Wherever "frac" appears in a line, copy that line.

[begin Extracted data]

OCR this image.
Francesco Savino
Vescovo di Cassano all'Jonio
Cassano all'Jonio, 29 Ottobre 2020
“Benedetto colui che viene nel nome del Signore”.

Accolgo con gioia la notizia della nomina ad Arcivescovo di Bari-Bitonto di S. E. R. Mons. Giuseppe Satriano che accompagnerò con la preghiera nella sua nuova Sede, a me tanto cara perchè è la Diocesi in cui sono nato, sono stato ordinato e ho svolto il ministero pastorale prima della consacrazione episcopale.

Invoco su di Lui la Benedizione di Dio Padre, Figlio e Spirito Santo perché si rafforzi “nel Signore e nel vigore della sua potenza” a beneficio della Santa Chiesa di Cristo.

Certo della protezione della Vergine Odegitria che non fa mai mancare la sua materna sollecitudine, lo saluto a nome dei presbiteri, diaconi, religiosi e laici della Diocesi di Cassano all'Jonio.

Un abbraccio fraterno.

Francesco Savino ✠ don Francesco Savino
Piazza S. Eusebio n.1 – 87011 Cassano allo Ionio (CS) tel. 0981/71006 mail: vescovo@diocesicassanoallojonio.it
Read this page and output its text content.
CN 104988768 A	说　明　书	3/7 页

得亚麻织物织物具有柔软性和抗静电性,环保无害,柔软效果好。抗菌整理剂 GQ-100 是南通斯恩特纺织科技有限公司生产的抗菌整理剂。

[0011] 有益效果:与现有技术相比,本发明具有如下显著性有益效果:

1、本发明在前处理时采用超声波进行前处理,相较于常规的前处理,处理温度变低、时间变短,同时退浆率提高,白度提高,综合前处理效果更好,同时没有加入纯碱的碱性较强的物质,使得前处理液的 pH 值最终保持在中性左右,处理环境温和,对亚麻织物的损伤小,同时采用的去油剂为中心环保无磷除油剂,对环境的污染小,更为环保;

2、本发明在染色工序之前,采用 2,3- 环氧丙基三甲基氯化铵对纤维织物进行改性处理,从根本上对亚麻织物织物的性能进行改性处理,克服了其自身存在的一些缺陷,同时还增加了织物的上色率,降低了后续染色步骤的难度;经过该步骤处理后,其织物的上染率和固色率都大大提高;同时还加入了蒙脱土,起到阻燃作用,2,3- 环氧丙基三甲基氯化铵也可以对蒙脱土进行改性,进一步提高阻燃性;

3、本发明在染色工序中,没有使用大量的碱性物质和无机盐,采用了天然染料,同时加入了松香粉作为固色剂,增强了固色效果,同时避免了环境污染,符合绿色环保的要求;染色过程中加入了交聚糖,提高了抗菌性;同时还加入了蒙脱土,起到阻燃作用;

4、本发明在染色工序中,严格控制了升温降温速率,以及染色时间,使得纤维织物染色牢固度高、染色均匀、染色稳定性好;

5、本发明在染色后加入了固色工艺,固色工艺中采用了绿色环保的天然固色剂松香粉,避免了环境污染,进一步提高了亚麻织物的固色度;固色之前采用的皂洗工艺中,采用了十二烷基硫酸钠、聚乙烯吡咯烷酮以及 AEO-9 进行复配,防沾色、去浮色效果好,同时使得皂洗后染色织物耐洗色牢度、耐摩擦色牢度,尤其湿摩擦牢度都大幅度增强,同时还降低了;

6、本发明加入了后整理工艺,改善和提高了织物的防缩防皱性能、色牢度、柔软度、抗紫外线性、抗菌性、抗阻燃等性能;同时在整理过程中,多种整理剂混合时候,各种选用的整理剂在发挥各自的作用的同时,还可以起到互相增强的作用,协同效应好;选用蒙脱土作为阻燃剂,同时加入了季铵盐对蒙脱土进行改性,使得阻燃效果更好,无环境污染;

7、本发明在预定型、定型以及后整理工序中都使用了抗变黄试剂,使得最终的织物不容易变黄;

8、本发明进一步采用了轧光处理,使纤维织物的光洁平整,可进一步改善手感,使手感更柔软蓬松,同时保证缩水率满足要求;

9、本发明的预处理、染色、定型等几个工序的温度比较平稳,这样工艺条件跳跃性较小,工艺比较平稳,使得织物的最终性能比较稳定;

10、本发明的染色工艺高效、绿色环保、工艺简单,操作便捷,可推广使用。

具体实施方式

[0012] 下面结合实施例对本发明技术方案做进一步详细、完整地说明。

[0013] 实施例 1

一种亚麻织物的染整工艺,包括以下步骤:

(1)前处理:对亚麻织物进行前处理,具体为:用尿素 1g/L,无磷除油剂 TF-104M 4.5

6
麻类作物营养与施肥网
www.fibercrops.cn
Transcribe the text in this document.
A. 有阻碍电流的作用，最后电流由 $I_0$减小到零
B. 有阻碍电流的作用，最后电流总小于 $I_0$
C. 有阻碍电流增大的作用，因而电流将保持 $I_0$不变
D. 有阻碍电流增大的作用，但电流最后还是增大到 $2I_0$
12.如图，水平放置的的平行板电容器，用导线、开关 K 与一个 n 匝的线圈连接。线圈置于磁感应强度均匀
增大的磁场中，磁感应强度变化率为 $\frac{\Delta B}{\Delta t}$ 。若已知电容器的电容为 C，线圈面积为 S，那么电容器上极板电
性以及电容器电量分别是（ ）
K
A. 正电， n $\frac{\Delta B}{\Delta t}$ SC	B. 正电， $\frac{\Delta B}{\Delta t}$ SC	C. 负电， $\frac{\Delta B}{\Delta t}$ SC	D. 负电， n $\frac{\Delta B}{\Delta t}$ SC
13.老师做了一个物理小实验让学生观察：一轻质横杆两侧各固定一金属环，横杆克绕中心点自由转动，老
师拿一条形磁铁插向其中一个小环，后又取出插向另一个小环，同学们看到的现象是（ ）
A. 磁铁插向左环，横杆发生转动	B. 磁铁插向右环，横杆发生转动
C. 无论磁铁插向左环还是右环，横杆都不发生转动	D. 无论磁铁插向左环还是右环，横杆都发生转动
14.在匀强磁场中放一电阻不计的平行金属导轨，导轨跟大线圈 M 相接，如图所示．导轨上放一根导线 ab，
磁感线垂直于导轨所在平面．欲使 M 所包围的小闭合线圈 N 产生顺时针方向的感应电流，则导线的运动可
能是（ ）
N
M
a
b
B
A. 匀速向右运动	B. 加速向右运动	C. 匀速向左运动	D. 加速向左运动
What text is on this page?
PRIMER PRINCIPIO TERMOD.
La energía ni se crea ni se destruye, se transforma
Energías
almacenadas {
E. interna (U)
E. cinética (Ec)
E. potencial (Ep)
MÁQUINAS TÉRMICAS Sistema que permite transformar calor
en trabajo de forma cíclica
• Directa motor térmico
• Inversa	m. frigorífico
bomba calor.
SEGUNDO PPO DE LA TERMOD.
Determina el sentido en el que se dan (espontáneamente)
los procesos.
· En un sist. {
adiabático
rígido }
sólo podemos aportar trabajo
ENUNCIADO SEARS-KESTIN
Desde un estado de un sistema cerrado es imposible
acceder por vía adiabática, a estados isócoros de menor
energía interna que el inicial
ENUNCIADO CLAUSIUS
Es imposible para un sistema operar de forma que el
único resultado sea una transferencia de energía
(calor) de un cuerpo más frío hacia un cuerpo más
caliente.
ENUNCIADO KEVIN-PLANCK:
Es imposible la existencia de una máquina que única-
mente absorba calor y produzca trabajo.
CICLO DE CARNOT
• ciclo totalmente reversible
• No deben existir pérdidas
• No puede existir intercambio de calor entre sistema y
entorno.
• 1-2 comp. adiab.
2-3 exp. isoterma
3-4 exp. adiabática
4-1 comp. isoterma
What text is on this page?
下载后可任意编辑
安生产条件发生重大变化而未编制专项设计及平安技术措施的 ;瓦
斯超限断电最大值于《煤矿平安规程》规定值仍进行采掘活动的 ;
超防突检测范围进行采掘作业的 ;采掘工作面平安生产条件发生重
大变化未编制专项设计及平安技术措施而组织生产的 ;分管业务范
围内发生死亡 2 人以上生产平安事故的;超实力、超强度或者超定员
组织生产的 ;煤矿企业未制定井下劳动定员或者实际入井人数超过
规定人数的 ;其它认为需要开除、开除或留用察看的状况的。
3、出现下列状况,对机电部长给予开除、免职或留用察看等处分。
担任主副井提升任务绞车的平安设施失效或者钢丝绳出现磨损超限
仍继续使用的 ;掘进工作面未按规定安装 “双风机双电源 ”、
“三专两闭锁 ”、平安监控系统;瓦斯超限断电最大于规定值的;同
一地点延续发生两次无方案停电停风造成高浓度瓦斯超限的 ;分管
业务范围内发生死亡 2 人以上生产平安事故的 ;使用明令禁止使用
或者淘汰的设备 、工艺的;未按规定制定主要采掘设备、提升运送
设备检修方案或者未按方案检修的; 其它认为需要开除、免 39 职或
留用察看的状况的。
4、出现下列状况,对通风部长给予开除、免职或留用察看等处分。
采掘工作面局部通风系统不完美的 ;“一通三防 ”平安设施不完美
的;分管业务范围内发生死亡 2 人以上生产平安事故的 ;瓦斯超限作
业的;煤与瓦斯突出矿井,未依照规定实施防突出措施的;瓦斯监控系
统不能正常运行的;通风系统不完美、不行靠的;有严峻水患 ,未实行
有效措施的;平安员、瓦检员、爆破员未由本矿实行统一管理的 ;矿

[end Extracted data]

■ **Solution to this exercise**:
增大的磁场中，磁感应强度变化率为 $\frac{\Delta B}{\Delta t}$ 。若已知电容器的电容为 C，线圈面积为 S，那么电容器上极板电
A. 正电， n $\frac{\Delta B}{\Delta t}$ SC	B. 正电， $\frac{\Delta B}{\Delta t}$ SC	C. 负电， $\frac{\Delta B}{\Delta t}$ SC	D. 负电， n $\frac{\Delta B}{\Delta t}$ SC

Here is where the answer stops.